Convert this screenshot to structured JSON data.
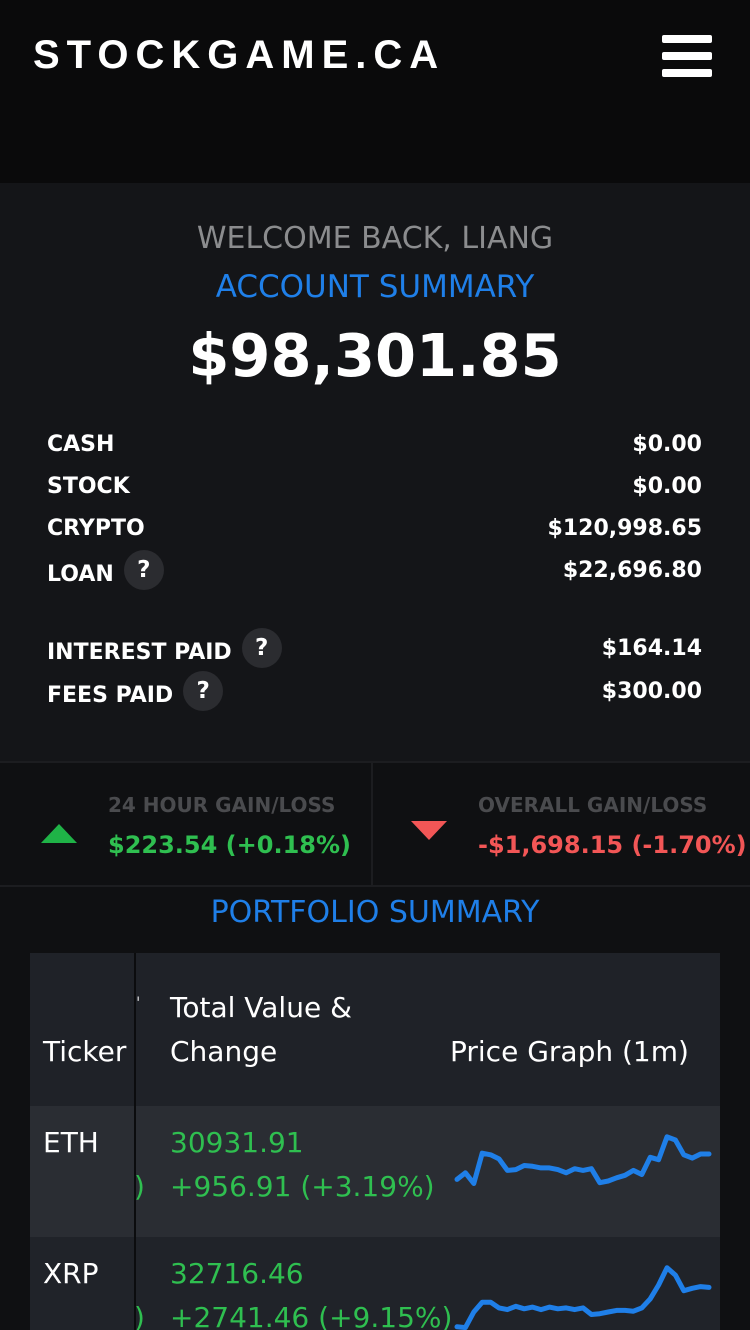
{
  "header": {
    "brand": "STOCKGAME.CA"
  },
  "account": {
    "welcome": "WELCOME BACK, LIANG",
    "title": "ACCOUNT SUMMARY",
    "total": "$98,301.85",
    "rows": [
      {
        "label": "CASH",
        "value": "$0.00"
      },
      {
        "label": "STOCK",
        "value": "$0.00"
      },
      {
        "label": "CRYPTO",
        "value": "$120,998.65"
      },
      {
        "label": "LOAN",
        "value": "$22,696.80",
        "help": "?"
      },
      {
        "label": "INTEREST PAID",
        "value": "$164.14",
        "help": "?"
      },
      {
        "label": "FEES PAID",
        "value": "$300.00",
        "help": "?"
      }
    ]
  },
  "gains": {
    "day": {
      "title": "24 HOUR GAIN/LOSS",
      "value": "$223.54 (+0.18%)",
      "color": "#2fbf50"
    },
    "overall": {
      "title": "OVERALL GAIN/LOSS",
      "value": "-$1,698.15 (-1.70%)",
      "color": "#f25656"
    }
  },
  "portfolio": {
    "title": "PORTFOLIO SUMMARY",
    "headers": {
      "ticker": "Ticker",
      "total_line1": "Total Value &",
      "total_line2": "Change",
      "graph": "Price Graph (1m)",
      "cut_mark": "'"
    },
    "rows": [
      {
        "ticker": "ETH",
        "value": "30931.91",
        "change": "+956.91 (+3.19%)",
        "cut": ")",
        "spark": [
          30,
          38,
          25,
          62,
          60,
          55,
          41,
          42,
          47,
          46,
          44,
          44,
          42,
          38,
          43,
          41,
          43,
          26,
          28,
          32,
          35,
          41,
          36,
          57,
          54,
          82,
          78,
          60,
          56,
          61,
          61
        ]
      },
      {
        "ticker": "XRP",
        "value": "32716.46",
        "change": "+2741.46 (+9.15%)",
        "cut": ")",
        "spark": [
          10,
          9,
          28,
          40,
          40,
          33,
          31,
          35,
          32,
          34,
          31,
          34,
          32,
          33,
          31,
          33,
          25,
          26,
          28,
          30,
          30,
          29,
          33,
          44,
          61,
          82,
          73,
          54,
          57,
          59,
          58
        ]
      }
    ],
    "spark_color": "#1f7fe8"
  }
}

## [Aim]
Only lines holding the string "SUMMARY" are wanted; gather each one from the entries above.

## [Answer to this problem]
    "title": "ACCOUNT SUMMARY",
    "title": "PORTFOLIO SUMMARY",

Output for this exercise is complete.